## Set task
Return all entries precisely as they stand, without the images.

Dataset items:
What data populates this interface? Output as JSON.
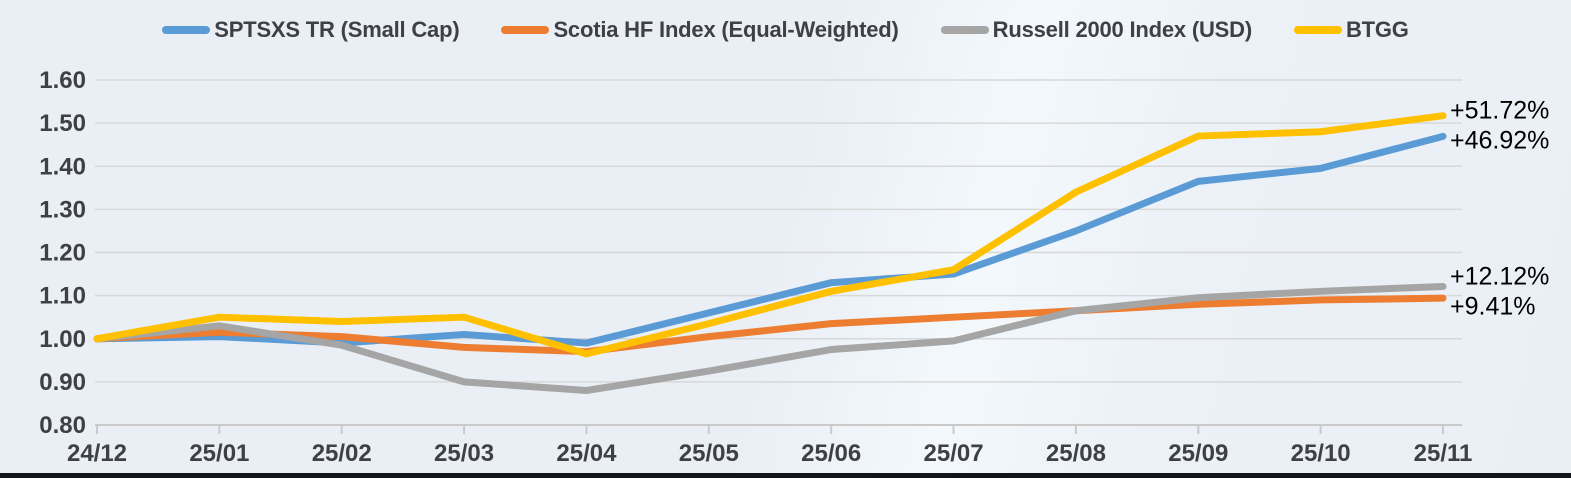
{
  "chart_data": {
    "type": "line",
    "title": "",
    "xlabel": "",
    "ylabel": "",
    "categories": [
      "24/12",
      "25/01",
      "25/02",
      "25/03",
      "25/04",
      "25/05",
      "25/06",
      "25/07",
      "25/08",
      "25/09",
      "25/10",
      "25/11"
    ],
    "series": [
      {
        "name": "SPTSXS TR (Small Cap)",
        "color": "#5B9BD5",
        "values": [
          1.0,
          1.005,
          0.99,
          1.01,
          0.99,
          1.06,
          1.13,
          1.15,
          1.25,
          1.365,
          1.395,
          1.4692
        ],
        "end_label": "+46.92%"
      },
      {
        "name": "Scotia HF Index (Equal-Weighted)",
        "color": "#ED7D31",
        "values": [
          1.0,
          1.015,
          1.005,
          0.98,
          0.97,
          1.005,
          1.035,
          1.05,
          1.065,
          1.08,
          1.09,
          1.0941
        ],
        "end_label": "+9.41%"
      },
      {
        "name": "Russell 2000 Index (USD)",
        "color": "#A5A5A5",
        "values": [
          1.0,
          1.03,
          0.985,
          0.9,
          0.88,
          0.925,
          0.975,
          0.995,
          1.065,
          1.095,
          1.11,
          1.1212
        ],
        "end_label": "+12.12%"
      },
      {
        "name": "BTGG",
        "color": "#FFC000",
        "values": [
          1.0,
          1.05,
          1.04,
          1.05,
          0.965,
          1.035,
          1.11,
          1.16,
          1.34,
          1.47,
          1.48,
          1.5172
        ],
        "end_label": "+51.72%"
      }
    ],
    "ylim": [
      0.8,
      1.6
    ],
    "ytick_step": 0.1,
    "ytick_labels": [
      "1.60",
      "1.50",
      "1.40",
      "1.30",
      "1.20",
      "1.10",
      "1.00",
      "0.90",
      "0.80"
    ],
    "grid": true,
    "legend_position": "top"
  },
  "colors": {
    "background": "#E9EFF5",
    "gridline": "#D8D8D8",
    "axis": "#CACACA",
    "tick_text": "#3F3F46",
    "end_label_text": "#000000",
    "bottom_bar": "#14141D"
  }
}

## Finished exercise
What data populates this interface? Output as JSON.
{
  "chart_data": {
    "type": "line",
    "title": "",
    "xlabel": "",
    "ylabel": "",
    "categories": [
      "24/12",
      "25/01",
      "25/02",
      "25/03",
      "25/04",
      "25/05",
      "25/06",
      "25/07",
      "25/08",
      "25/09",
      "25/10",
      "25/11"
    ],
    "series": [
      {
        "name": "SPTSXS TR (Small Cap)",
        "color": "#5B9BD5",
        "values": [
          1.0,
          1.005,
          0.99,
          1.01,
          0.99,
          1.06,
          1.13,
          1.15,
          1.25,
          1.365,
          1.395,
          1.4692
        ],
        "end_label": "+46.92%"
      },
      {
        "name": "Scotia HF Index (Equal-Weighted)",
        "color": "#ED7D31",
        "values": [
          1.0,
          1.015,
          1.005,
          0.98,
          0.97,
          1.005,
          1.035,
          1.05,
          1.065,
          1.08,
          1.09,
          1.0941
        ],
        "end_label": "+9.41%"
      },
      {
        "name": "Russell 2000 Index (USD)",
        "color": "#A5A5A5",
        "values": [
          1.0,
          1.03,
          0.985,
          0.9,
          0.88,
          0.925,
          0.975,
          0.995,
          1.065,
          1.095,
          1.11,
          1.1212
        ],
        "end_label": "+12.12%"
      },
      {
        "name": "BTGG",
        "color": "#FFC000",
        "values": [
          1.0,
          1.05,
          1.04,
          1.05,
          0.965,
          1.035,
          1.11,
          1.16,
          1.34,
          1.47,
          1.48,
          1.5172
        ],
        "end_label": "+51.72%"
      }
    ],
    "ylim": [
      0.8,
      1.6
    ],
    "ytick_step": 0.1,
    "ytick_labels": [
      "1.60",
      "1.50",
      "1.40",
      "1.30",
      "1.20",
      "1.10",
      "1.00",
      "0.90",
      "0.80"
    ],
    "grid": true,
    "legend_position": "top"
  },
  "colors": {
    "background": "#E9EFF5",
    "gridline": "#D8D8D8",
    "axis": "#CACACA",
    "tick_text": "#3F3F46",
    "end_label_text": "#000000",
    "bottom_bar": "#14141D"
  }
}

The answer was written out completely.